> _Data shown_:
····················

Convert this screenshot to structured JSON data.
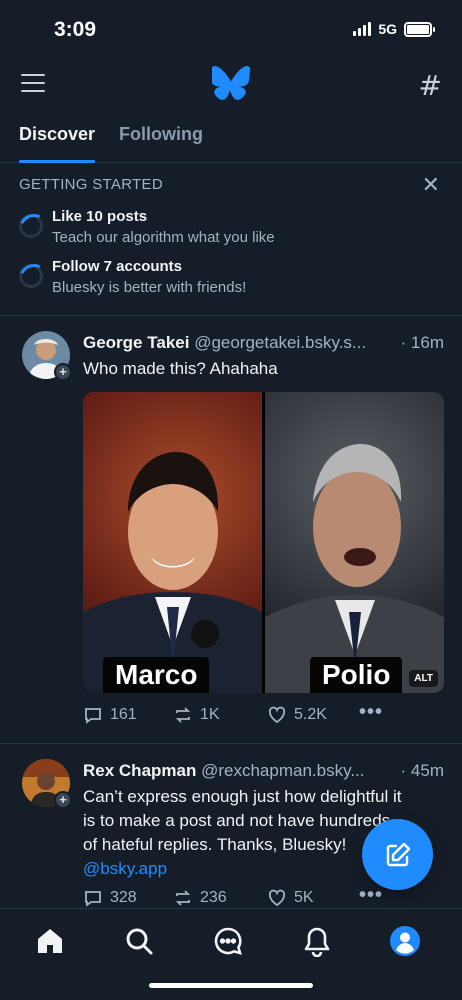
{
  "status_bar": {
    "time": "3:09",
    "network": "5G"
  },
  "tabs": [
    {
      "label": "Discover",
      "active": true
    },
    {
      "label": "Following",
      "active": false
    }
  ],
  "getting_started": {
    "title": "GETTING STARTED",
    "tasks": [
      {
        "title": "Like 10 posts",
        "subtitle": "Teach our algorithm what you like"
      },
      {
        "title": "Follow 7 accounts",
        "subtitle": "Bluesky is better with friends!"
      }
    ]
  },
  "posts": [
    {
      "display_name": "George Takei",
      "handle": "@georgetakei.bsky.s...",
      "time": "· 16m",
      "text": "Who made this? Ahahaha",
      "images": [
        {
          "caption": "Marco"
        },
        {
          "caption": "Polio"
        }
      ],
      "alt_label": "ALT",
      "replies": "161",
      "reposts": "1K",
      "likes": "5.2K"
    },
    {
      "display_name": "Rex Chapman",
      "handle": "@rexchapman.bsky...",
      "time": "· 45m",
      "text_lines": [
        "Can’t express enough just how delightful it",
        "is to make a post and not have hundreds",
        "of hateful replies. Thanks, Bluesky!"
      ],
      "mention": "@bsky.app",
      "replies": "328",
      "reposts": "236",
      "likes": "5K"
    }
  ],
  "colors": {
    "background": "#151d28",
    "accent": "#208bfe",
    "muted_text": "#a5b2c2",
    "divider": "#2a3442"
  },
  "icons": {
    "top_bar": [
      "menu-icon",
      "butterfly-logo-icon",
      "hashtag-icon"
    ],
    "bottom_nav": [
      "home-icon",
      "search-icon",
      "chat-icon",
      "bell-icon",
      "profile-icon"
    ],
    "post_actions": [
      "reply-icon",
      "repost-icon",
      "like-icon",
      "more-icon"
    ],
    "fab": "compose-icon"
  }
}
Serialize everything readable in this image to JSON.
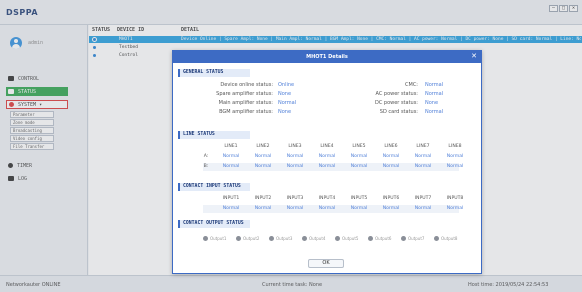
{
  "app": {
    "logo": "DSPPA"
  },
  "window_buttons": [
    "—",
    "□",
    "✕"
  ],
  "sidebar": {
    "user_name": "admin",
    "items": [
      {
        "label": "CONTROL"
      },
      {
        "label": "STATUS"
      },
      {
        "label": "SYSTEM ▾"
      }
    ],
    "system_sub": [
      "Parameter",
      "Zone mode",
      "Broadcasting",
      "Video config",
      "File Transfer"
    ],
    "bottom_items": [
      {
        "label": "TIMER"
      },
      {
        "label": "LOG"
      }
    ]
  },
  "list": {
    "headers": {
      "status": "STATUS",
      "id": "DEVICE ID",
      "detail": "DETAIL"
    },
    "rows": [
      {
        "id": "MHOT1",
        "detail": "Device Online | Spare Ampl: None | Main Ampl: Normal | BGM Ampl: None | CMC: Normal | AC power: Normal | DC power: None | SD card: Normal | Line: Normal | Input: Normal | Output: Normal",
        "selected": true
      },
      {
        "id": "Testbed",
        "detail": "",
        "selected": false
      },
      {
        "id": "Control",
        "detail": "",
        "selected": false
      }
    ]
  },
  "statusbar": {
    "left": "Networkauter ONLINE",
    "center": "Current time task: None",
    "right": "Host time: 2019/05/24 22:54:53"
  },
  "dialog": {
    "title": "MHOT1 Details",
    "close": "✕",
    "ok_label": "OK",
    "general": {
      "title": "GENERAL STATUS",
      "left": [
        {
          "label": "Device online status:",
          "value": "Online"
        },
        {
          "label": "Spare amplifier status:",
          "value": "None"
        },
        {
          "label": "Main amplifier status:",
          "value": "Normal"
        },
        {
          "label": "BGM amplifier status:",
          "value": "None"
        }
      ],
      "right": [
        {
          "label": "CMC:",
          "value": "Normal"
        },
        {
          "label": "AC power status:",
          "value": "Normal"
        },
        {
          "label": "DC power status:",
          "value": "None"
        },
        {
          "label": "SD card status:",
          "value": "Normal"
        }
      ]
    },
    "lines": {
      "title": "LINE STATUS",
      "columns": [
        "LINE1",
        "LINE2",
        "LINE3",
        "LINE4",
        "LINE5",
        "LINE6",
        "LINE7",
        "LINE8"
      ],
      "rows": [
        {
          "label": "A:",
          "values": [
            "Normal",
            "Normal",
            "Normal",
            "Normal",
            "Normal",
            "Normal",
            "Normal",
            "Normal"
          ]
        },
        {
          "label": "B:",
          "values": [
            "Normal",
            "Normal",
            "Normal",
            "Normal",
            "Normal",
            "Normal",
            "Normal",
            "Normal"
          ]
        }
      ]
    },
    "inputs": {
      "title": "CONTACT INPUT STATUS",
      "columns": [
        "INPUT1",
        "INPUT2",
        "INPUT3",
        "INPUT4",
        "INPUT5",
        "INPUT6",
        "INPUT7",
        "INPUT8"
      ],
      "values": [
        "Normal",
        "Normal",
        "Normal",
        "Normal",
        "Normal",
        "Normal",
        "Normal",
        "Normal"
      ]
    },
    "outputs": {
      "title": "CONTACT OUTPUT STATUS",
      "items": [
        "Output1",
        "Output2",
        "Output3",
        "Output4",
        "Output5",
        "Output6",
        "Output7",
        "Output8"
      ]
    }
  },
  "colors": {
    "accent": "#3d6bc4",
    "value_blue": "#4f7fd8",
    "active_green": "#2aa34a",
    "selected_row": "#1f9ee0"
  }
}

····················

> _What is being asked_: Scan the material and collect every line that contains "JSON".

> _Output_:
Convert this screenshot to structured JSON data.
Serialize everything readable in this image to JSON.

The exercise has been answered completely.